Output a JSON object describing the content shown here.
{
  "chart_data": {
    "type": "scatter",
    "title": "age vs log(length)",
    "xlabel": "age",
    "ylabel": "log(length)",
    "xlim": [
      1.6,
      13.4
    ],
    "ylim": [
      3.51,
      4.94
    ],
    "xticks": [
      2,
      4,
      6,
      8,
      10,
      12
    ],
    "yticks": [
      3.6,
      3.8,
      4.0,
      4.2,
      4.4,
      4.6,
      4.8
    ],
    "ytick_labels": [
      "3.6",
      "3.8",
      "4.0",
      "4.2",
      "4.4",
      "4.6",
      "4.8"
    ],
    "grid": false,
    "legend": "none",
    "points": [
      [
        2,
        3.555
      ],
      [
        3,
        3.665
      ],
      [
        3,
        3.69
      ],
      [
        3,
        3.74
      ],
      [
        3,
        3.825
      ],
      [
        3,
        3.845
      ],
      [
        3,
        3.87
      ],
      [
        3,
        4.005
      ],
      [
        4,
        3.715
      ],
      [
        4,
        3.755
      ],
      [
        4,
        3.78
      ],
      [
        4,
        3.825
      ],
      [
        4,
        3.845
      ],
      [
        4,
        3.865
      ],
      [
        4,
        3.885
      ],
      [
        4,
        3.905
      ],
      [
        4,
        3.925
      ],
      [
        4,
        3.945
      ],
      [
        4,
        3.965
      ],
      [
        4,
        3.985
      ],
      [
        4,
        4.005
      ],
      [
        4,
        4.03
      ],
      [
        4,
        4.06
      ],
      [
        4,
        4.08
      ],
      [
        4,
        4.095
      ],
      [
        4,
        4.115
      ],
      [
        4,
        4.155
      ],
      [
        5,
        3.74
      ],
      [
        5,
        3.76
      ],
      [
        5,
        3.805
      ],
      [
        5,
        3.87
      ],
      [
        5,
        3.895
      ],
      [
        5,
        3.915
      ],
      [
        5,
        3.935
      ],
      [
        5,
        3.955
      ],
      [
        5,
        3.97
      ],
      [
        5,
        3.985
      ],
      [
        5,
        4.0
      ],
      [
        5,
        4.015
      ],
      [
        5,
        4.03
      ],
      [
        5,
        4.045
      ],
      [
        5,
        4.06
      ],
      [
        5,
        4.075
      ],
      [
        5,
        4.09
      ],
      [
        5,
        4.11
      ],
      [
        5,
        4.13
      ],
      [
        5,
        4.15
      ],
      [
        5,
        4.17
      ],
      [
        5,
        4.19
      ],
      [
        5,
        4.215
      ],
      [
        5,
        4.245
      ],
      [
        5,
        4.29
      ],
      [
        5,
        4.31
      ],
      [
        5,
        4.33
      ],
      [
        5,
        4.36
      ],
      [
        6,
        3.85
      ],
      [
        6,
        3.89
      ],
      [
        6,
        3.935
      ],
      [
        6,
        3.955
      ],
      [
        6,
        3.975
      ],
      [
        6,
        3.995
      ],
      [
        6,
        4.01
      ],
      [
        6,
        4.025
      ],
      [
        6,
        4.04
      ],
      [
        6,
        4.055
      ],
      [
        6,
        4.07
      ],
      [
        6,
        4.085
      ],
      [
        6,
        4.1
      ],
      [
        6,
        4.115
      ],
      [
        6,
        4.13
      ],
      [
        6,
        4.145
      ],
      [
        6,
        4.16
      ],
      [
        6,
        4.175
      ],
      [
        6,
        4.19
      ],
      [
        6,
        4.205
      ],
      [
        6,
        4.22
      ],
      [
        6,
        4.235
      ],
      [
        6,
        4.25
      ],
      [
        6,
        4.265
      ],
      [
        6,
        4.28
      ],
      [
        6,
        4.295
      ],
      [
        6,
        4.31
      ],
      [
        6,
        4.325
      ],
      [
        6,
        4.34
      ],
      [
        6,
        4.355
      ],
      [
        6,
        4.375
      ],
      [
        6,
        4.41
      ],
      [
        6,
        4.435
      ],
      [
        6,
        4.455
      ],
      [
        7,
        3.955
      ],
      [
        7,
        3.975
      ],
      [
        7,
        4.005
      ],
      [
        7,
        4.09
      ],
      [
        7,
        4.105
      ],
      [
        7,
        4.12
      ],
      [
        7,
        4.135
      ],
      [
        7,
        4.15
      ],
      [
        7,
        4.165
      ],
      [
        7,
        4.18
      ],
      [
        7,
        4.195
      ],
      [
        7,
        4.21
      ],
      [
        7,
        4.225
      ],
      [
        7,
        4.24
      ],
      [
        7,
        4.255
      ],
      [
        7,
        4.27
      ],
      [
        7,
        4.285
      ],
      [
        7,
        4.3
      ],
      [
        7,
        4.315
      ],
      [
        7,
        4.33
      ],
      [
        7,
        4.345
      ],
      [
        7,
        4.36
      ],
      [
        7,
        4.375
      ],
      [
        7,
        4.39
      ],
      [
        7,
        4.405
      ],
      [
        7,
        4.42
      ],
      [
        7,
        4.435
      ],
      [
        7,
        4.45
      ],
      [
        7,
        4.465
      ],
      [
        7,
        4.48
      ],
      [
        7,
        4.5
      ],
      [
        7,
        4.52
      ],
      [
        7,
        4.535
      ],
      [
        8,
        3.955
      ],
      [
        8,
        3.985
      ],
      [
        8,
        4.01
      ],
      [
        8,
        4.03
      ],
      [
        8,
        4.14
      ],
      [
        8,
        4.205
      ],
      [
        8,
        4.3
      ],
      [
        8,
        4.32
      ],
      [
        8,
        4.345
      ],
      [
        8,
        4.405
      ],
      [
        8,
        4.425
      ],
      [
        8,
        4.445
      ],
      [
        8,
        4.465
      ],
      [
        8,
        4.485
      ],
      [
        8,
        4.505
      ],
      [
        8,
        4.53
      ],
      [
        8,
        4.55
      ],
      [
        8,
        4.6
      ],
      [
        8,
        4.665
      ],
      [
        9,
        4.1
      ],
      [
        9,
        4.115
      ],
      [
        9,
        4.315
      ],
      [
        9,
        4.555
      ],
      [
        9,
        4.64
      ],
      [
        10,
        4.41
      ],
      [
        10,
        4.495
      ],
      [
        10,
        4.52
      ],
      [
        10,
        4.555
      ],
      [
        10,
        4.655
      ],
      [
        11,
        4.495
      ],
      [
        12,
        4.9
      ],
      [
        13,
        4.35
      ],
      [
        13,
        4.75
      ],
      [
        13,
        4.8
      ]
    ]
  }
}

────

- _Exercise prompt_: Go through the records above and retype each one exactly.

- _Exercise response_:
Output a JSON object describing the content shown here.
{
  "chart_data": {
    "type": "scatter",
    "title": "age vs log(length)",
    "xlabel": "age",
    "ylabel": "log(length)",
    "xlim": [
      1.6,
      13.4
    ],
    "ylim": [
      3.51,
      4.94
    ],
    "xticks": [
      2,
      4,
      6,
      8,
      10,
      12
    ],
    "yticks": [
      3.6,
      3.8,
      4.0,
      4.2,
      4.4,
      4.6,
      4.8
    ],
    "ytick_labels": [
      "3.6",
      "3.8",
      "4.0",
      "4.2",
      "4.4",
      "4.6",
      "4.8"
    ],
    "grid": false,
    "legend": "none",
    "points": [
      [
        2,
        3.555
      ],
      [
        3,
        3.665
      ],
      [
        3,
        3.69
      ],
      [
        3,
        3.74
      ],
      [
        3,
        3.825
      ],
      [
        3,
        3.845
      ],
      [
        3,
        3.87
      ],
      [
        3,
        4.005
      ],
      [
        4,
        3.715
      ],
      [
        4,
        3.755
      ],
      [
        4,
        3.78
      ],
      [
        4,
        3.825
      ],
      [
        4,
        3.845
      ],
      [
        4,
        3.865
      ],
      [
        4,
        3.885
      ],
      [
        4,
        3.905
      ],
      [
        4,
        3.925
      ],
      [
        4,
        3.945
      ],
      [
        4,
        3.965
      ],
      [
        4,
        3.985
      ],
      [
        4,
        4.005
      ],
      [
        4,
        4.03
      ],
      [
        4,
        4.06
      ],
      [
        4,
        4.08
      ],
      [
        4,
        4.095
      ],
      [
        4,
        4.115
      ],
      [
        4,
        4.155
      ],
      [
        5,
        3.74
      ],
      [
        5,
        3.76
      ],
      [
        5,
        3.805
      ],
      [
        5,
        3.87
      ],
      [
        5,
        3.895
      ],
      [
        5,
        3.915
      ],
      [
        5,
        3.935
      ],
      [
        5,
        3.955
      ],
      [
        5,
        3.97
      ],
      [
        5,
        3.985
      ],
      [
        5,
        4.0
      ],
      [
        5,
        4.015
      ],
      [
        5,
        4.03
      ],
      [
        5,
        4.045
      ],
      [
        5,
        4.06
      ],
      [
        5,
        4.075
      ],
      [
        5,
        4.09
      ],
      [
        5,
        4.11
      ],
      [
        5,
        4.13
      ],
      [
        5,
        4.15
      ],
      [
        5,
        4.17
      ],
      [
        5,
        4.19
      ],
      [
        5,
        4.215
      ],
      [
        5,
        4.245
      ],
      [
        5,
        4.29
      ],
      [
        5,
        4.31
      ],
      [
        5,
        4.33
      ],
      [
        5,
        4.36
      ],
      [
        6,
        3.85
      ],
      [
        6,
        3.89
      ],
      [
        6,
        3.935
      ],
      [
        6,
        3.955
      ],
      [
        6,
        3.975
      ],
      [
        6,
        3.995
      ],
      [
        6,
        4.01
      ],
      [
        6,
        4.025
      ],
      [
        6,
        4.04
      ],
      [
        6,
        4.055
      ],
      [
        6,
        4.07
      ],
      [
        6,
        4.085
      ],
      [
        6,
        4.1
      ],
      [
        6,
        4.115
      ],
      [
        6,
        4.13
      ],
      [
        6,
        4.145
      ],
      [
        6,
        4.16
      ],
      [
        6,
        4.175
      ],
      [
        6,
        4.19
      ],
      [
        6,
        4.205
      ],
      [
        6,
        4.22
      ],
      [
        6,
        4.235
      ],
      [
        6,
        4.25
      ],
      [
        6,
        4.265
      ],
      [
        6,
        4.28
      ],
      [
        6,
        4.295
      ],
      [
        6,
        4.31
      ],
      [
        6,
        4.325
      ],
      [
        6,
        4.34
      ],
      [
        6,
        4.355
      ],
      [
        6,
        4.375
      ],
      [
        6,
        4.41
      ],
      [
        6,
        4.435
      ],
      [
        6,
        4.455
      ],
      [
        7,
        3.955
      ],
      [
        7,
        3.975
      ],
      [
        7,
        4.005
      ],
      [
        7,
        4.09
      ],
      [
        7,
        4.105
      ],
      [
        7,
        4.12
      ],
      [
        7,
        4.135
      ],
      [
        7,
        4.15
      ],
      [
        7,
        4.165
      ],
      [
        7,
        4.18
      ],
      [
        7,
        4.195
      ],
      [
        7,
        4.21
      ],
      [
        7,
        4.225
      ],
      [
        7,
        4.24
      ],
      [
        7,
        4.255
      ],
      [
        7,
        4.27
      ],
      [
        7,
        4.285
      ],
      [
        7,
        4.3
      ],
      [
        7,
        4.315
      ],
      [
        7,
        4.33
      ],
      [
        7,
        4.345
      ],
      [
        7,
        4.36
      ],
      [
        7,
        4.375
      ],
      [
        7,
        4.39
      ],
      [
        7,
        4.405
      ],
      [
        7,
        4.42
      ],
      [
        7,
        4.435
      ],
      [
        7,
        4.45
      ],
      [
        7,
        4.465
      ],
      [
        7,
        4.48
      ],
      [
        7,
        4.5
      ],
      [
        7,
        4.52
      ],
      [
        7,
        4.535
      ],
      [
        8,
        3.955
      ],
      [
        8,
        3.985
      ],
      [
        8,
        4.01
      ],
      [
        8,
        4.03
      ],
      [
        8,
        4.14
      ],
      [
        8,
        4.205
      ],
      [
        8,
        4.3
      ],
      [
        8,
        4.32
      ],
      [
        8,
        4.345
      ],
      [
        8,
        4.405
      ],
      [
        8,
        4.425
      ],
      [
        8,
        4.445
      ],
      [
        8,
        4.465
      ],
      [
        8,
        4.485
      ],
      [
        8,
        4.505
      ],
      [
        8,
        4.53
      ],
      [
        8,
        4.55
      ],
      [
        8,
        4.6
      ],
      [
        8,
        4.665
      ],
      [
        9,
        4.1
      ],
      [
        9,
        4.115
      ],
      [
        9,
        4.315
      ],
      [
        9,
        4.555
      ],
      [
        9,
        4.64
      ],
      [
        10,
        4.41
      ],
      [
        10,
        4.495
      ],
      [
        10,
        4.52
      ],
      [
        10,
        4.555
      ],
      [
        10,
        4.655
      ],
      [
        11,
        4.495
      ],
      [
        12,
        4.9
      ],
      [
        13,
        4.35
      ],
      [
        13,
        4.75
      ],
      [
        13,
        4.8
      ]
    ]
  }
}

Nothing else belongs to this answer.